» **Challenge**: Reproduce the listing below word for word, from its first line up to and including the line containing "best-result-note: Showing the".

» **Given records**:

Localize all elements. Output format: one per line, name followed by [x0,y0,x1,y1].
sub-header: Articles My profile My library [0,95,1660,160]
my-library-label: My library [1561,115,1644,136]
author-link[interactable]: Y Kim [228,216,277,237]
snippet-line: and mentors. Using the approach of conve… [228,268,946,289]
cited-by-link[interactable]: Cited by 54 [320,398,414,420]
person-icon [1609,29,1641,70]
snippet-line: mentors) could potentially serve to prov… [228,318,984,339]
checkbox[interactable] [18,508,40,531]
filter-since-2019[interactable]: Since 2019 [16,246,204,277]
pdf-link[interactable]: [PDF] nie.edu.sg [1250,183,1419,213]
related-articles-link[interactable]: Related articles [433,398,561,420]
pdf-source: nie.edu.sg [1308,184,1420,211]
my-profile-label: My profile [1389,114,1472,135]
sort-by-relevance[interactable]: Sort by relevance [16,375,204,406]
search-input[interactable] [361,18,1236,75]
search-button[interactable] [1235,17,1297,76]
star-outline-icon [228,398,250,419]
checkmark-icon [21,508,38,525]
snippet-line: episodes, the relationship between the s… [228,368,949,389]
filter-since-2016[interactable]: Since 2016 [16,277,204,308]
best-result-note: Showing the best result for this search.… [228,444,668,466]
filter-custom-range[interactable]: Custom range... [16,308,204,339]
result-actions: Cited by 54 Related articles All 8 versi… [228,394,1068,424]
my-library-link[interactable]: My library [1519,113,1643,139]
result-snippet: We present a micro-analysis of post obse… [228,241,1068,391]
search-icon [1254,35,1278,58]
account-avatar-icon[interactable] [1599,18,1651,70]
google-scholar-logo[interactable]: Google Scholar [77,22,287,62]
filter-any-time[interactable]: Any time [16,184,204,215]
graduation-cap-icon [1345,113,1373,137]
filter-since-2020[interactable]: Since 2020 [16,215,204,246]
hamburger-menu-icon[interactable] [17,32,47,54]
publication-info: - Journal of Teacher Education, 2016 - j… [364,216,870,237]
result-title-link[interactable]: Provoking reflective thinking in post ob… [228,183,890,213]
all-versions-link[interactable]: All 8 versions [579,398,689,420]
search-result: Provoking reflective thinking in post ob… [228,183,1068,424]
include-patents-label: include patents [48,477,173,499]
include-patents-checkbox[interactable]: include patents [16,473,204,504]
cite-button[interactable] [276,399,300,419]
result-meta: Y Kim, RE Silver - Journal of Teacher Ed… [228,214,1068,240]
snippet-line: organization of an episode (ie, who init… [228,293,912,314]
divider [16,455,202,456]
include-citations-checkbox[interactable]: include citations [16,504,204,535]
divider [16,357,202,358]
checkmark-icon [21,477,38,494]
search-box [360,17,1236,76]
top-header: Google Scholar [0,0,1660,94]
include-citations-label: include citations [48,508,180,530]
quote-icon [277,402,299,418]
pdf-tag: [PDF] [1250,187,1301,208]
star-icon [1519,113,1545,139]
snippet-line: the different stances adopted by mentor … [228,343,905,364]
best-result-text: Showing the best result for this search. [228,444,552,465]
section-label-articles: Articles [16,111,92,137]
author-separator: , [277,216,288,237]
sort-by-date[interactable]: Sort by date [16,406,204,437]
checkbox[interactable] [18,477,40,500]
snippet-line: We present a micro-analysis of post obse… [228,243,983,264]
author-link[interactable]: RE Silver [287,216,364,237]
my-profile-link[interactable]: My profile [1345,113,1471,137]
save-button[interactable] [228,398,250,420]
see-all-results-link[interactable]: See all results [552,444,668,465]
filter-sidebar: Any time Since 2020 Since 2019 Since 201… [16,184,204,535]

» **Reply**:
Localize all elements. Output format: one per line, name followed by [x0,y0,x1,y1].
sub-header: Articles My profile My library [0,95,1660,160]
my-library-label: My library [1561,115,1644,136]
author-link[interactable]: Y Kim [228,216,277,237]
snippet-line: and mentors. Using the approach of conve… [228,268,946,289]
cited-by-link[interactable]: Cited by 54 [320,398,414,420]
person-icon [1609,29,1641,70]
snippet-line: mentors) could potentially serve to prov… [228,318,984,339]
checkbox[interactable] [18,508,40,531]
filter-since-2019[interactable]: Since 2019 [16,246,204,277]
pdf-link[interactable]: [PDF] nie.edu.sg [1250,183,1419,213]
related-articles-link[interactable]: Related articles [433,398,561,420]
pdf-source: nie.edu.sg [1308,184,1420,211]
my-profile-label: My profile [1389,114,1472,135]
sort-by-relevance[interactable]: Sort by relevance [16,375,204,406]
search-input[interactable] [361,18,1236,75]
search-button[interactable] [1235,17,1297,76]
star-outline-icon [228,398,250,419]
checkmark-icon [21,508,38,525]
snippet-line: episodes, the relationship between the s… [228,368,949,389]
filter-since-2016[interactable]: Since 2016 [16,277,204,308]
best-result-note: Showing the best result for this search.… [228,444,668,466]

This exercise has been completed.